(Saved data entries)

▬▬▬▬▬▬▬▬▬▬

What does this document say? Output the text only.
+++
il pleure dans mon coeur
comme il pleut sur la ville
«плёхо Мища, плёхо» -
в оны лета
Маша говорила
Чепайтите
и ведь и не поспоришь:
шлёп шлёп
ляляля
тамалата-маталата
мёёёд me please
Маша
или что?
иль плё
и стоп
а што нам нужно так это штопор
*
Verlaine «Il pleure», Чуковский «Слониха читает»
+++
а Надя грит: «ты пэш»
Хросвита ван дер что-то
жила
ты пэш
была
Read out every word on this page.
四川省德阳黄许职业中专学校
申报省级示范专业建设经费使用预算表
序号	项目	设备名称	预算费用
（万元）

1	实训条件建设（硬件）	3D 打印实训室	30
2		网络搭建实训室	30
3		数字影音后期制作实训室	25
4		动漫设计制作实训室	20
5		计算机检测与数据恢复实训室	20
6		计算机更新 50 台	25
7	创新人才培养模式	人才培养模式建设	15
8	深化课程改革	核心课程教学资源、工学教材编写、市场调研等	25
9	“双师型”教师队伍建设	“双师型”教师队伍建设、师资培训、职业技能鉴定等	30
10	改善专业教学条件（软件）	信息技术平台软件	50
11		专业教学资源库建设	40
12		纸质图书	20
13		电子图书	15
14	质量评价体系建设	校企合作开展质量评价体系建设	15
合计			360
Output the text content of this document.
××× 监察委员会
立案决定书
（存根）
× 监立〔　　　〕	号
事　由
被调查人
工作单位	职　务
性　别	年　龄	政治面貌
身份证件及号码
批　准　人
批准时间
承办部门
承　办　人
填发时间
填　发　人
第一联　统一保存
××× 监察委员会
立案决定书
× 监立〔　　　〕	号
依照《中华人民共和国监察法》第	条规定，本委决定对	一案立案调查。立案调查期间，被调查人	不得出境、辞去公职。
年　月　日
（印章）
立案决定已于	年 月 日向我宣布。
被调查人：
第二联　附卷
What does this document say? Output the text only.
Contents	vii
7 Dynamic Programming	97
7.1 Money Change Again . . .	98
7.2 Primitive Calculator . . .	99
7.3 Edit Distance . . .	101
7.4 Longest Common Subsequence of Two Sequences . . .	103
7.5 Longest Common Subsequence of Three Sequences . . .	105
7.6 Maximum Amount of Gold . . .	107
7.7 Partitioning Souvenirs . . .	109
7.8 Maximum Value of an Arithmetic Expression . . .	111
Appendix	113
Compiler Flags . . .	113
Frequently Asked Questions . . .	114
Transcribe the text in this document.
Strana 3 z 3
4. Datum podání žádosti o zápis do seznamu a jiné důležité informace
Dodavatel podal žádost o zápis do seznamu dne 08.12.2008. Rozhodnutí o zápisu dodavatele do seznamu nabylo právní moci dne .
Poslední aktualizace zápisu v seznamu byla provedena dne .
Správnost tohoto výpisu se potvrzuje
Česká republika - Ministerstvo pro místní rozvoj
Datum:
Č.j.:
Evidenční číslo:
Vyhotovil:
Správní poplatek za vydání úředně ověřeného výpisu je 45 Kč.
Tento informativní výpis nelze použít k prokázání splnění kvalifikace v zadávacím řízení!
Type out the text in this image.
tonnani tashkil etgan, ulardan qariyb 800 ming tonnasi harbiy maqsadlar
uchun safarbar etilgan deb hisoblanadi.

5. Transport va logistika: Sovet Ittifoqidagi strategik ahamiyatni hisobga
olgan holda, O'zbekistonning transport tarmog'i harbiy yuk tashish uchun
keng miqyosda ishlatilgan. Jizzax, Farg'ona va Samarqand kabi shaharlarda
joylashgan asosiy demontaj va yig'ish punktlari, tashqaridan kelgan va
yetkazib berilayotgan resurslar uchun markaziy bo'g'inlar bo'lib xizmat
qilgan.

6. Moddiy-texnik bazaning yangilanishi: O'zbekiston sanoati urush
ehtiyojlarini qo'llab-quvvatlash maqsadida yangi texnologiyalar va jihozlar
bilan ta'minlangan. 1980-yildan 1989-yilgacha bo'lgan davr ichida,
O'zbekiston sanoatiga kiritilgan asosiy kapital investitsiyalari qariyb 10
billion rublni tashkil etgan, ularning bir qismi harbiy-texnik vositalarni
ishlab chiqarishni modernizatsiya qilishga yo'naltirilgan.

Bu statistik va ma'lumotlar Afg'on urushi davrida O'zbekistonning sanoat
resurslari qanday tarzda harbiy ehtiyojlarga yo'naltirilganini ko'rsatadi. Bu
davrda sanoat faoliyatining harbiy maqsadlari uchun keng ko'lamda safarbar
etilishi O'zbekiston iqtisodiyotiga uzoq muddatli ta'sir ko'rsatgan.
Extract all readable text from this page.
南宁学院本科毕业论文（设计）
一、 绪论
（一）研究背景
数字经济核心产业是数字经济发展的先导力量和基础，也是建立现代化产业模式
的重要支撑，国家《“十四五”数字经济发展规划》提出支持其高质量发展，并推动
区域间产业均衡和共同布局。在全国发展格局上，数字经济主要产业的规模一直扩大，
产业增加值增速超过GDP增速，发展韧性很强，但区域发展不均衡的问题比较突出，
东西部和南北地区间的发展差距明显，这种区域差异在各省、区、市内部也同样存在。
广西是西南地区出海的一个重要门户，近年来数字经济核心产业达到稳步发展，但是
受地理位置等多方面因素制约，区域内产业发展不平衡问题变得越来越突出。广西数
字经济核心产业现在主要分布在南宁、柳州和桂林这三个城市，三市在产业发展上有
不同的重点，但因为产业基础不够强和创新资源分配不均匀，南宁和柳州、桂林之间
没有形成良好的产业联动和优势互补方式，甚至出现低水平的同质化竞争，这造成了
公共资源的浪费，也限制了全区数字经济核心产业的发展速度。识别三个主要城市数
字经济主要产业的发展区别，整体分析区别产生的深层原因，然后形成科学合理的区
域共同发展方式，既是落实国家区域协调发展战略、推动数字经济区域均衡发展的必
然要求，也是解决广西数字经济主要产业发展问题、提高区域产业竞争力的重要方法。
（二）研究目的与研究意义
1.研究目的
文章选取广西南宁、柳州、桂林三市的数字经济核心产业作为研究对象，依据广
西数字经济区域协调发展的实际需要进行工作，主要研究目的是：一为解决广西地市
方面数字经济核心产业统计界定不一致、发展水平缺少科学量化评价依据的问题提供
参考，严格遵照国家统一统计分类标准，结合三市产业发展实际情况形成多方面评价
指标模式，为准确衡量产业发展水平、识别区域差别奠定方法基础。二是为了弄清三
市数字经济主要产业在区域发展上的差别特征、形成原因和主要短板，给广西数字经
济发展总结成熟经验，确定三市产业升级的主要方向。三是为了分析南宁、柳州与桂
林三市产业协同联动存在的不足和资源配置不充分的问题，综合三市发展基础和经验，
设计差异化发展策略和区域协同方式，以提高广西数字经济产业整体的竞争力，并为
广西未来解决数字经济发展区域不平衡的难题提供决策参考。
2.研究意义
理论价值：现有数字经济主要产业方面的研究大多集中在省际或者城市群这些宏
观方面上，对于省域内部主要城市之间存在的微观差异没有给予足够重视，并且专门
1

▬▬▬▬▬▬▬▬▬▬

Brief ->
Gather each line of the records holding the string "zbekistonning".

Solution to this exercise ->
olgan holda, O'zbekistonning transport tarmog'i harbiy yuk tashish uchun
Bu statistik va ma'lumotlar Afg'on urushi davrida O'zbekistonning sanoat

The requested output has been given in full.